Frank Abagnale said:


> I'm getting pumped to see your tank up and running. Love the tank dimensions.


You and me both! I have a lot of work ahead of me still, but I"m plugging away at something every day to get things figured out. I'm still trying to source some nice driftwood, and I am debating about ordering some ADA rockwork, but haven't decided quite yet what I want to do with the aquascape. Getting a few ideas, its just going to come down to what hardscape materials I can dig up


----------



## tippeecanoe

Very interesting build. I am looking forward to seeing this up and running! Thanks for posting this journal.


----------



## GDominy

tippeecanoe said:


> Very interesting build. I am looking forward to seeing this up and running! Thanks for posting this journal.

#####

WRITTEN EXERCISE :: Can you reproduce the whole aquarium build thread above word for word, with nothing left out or changed?

SUPPLIED MATERIAL ::
#####

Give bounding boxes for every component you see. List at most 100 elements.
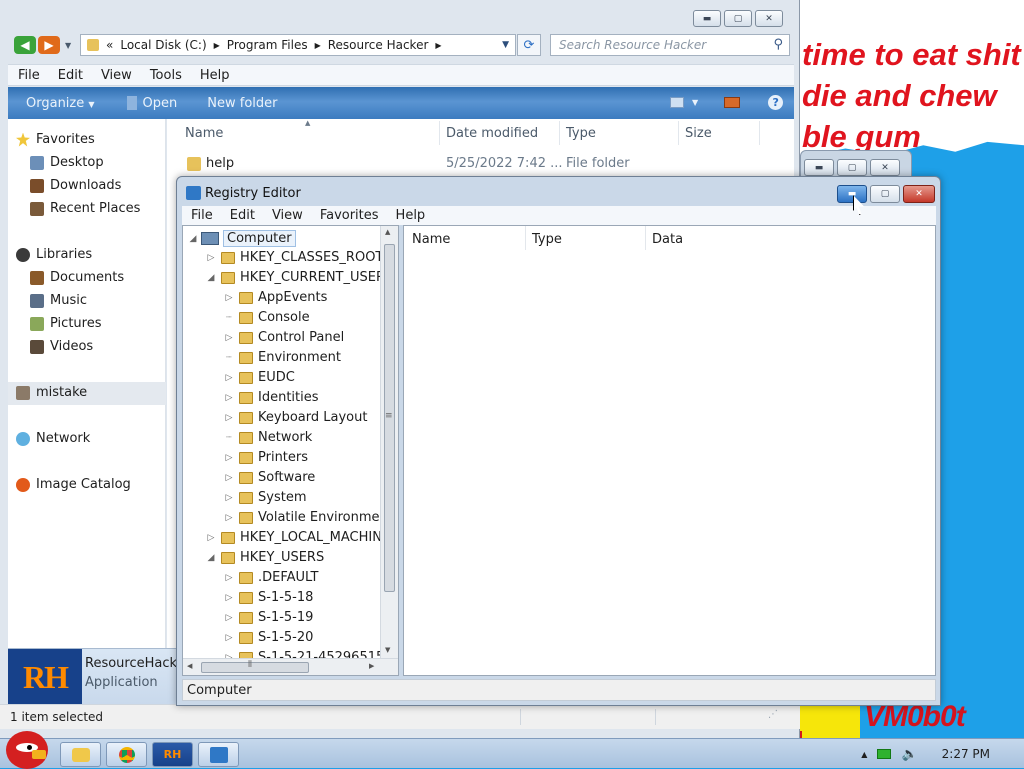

#####

FINISHED EXERCISE ::
Frank Abagnale said:


> I'm getting pumped to see your tank up and running. Love the tank dimensions.


You and me both! I have a lot of work ahead of me still, but I"m plugging away at something every day to get things figured out. I'm still trying to source some nice driftwood, and I am debating about ordering some ADA rockwork, but haven't decided quite yet what I want to do with the aquascape. Getting a few ideas, its just going to come down to what hardscape materials I can dig up


----------



## tippeecanoe

Very interesting build. I am looking forward to seeing this up and running! Thanks for posting this journal.


----------



## GDominy

tippeecanoe said:


> Very interesting build. I am looking forward to seeing this up and running! Thanks for posting this journal.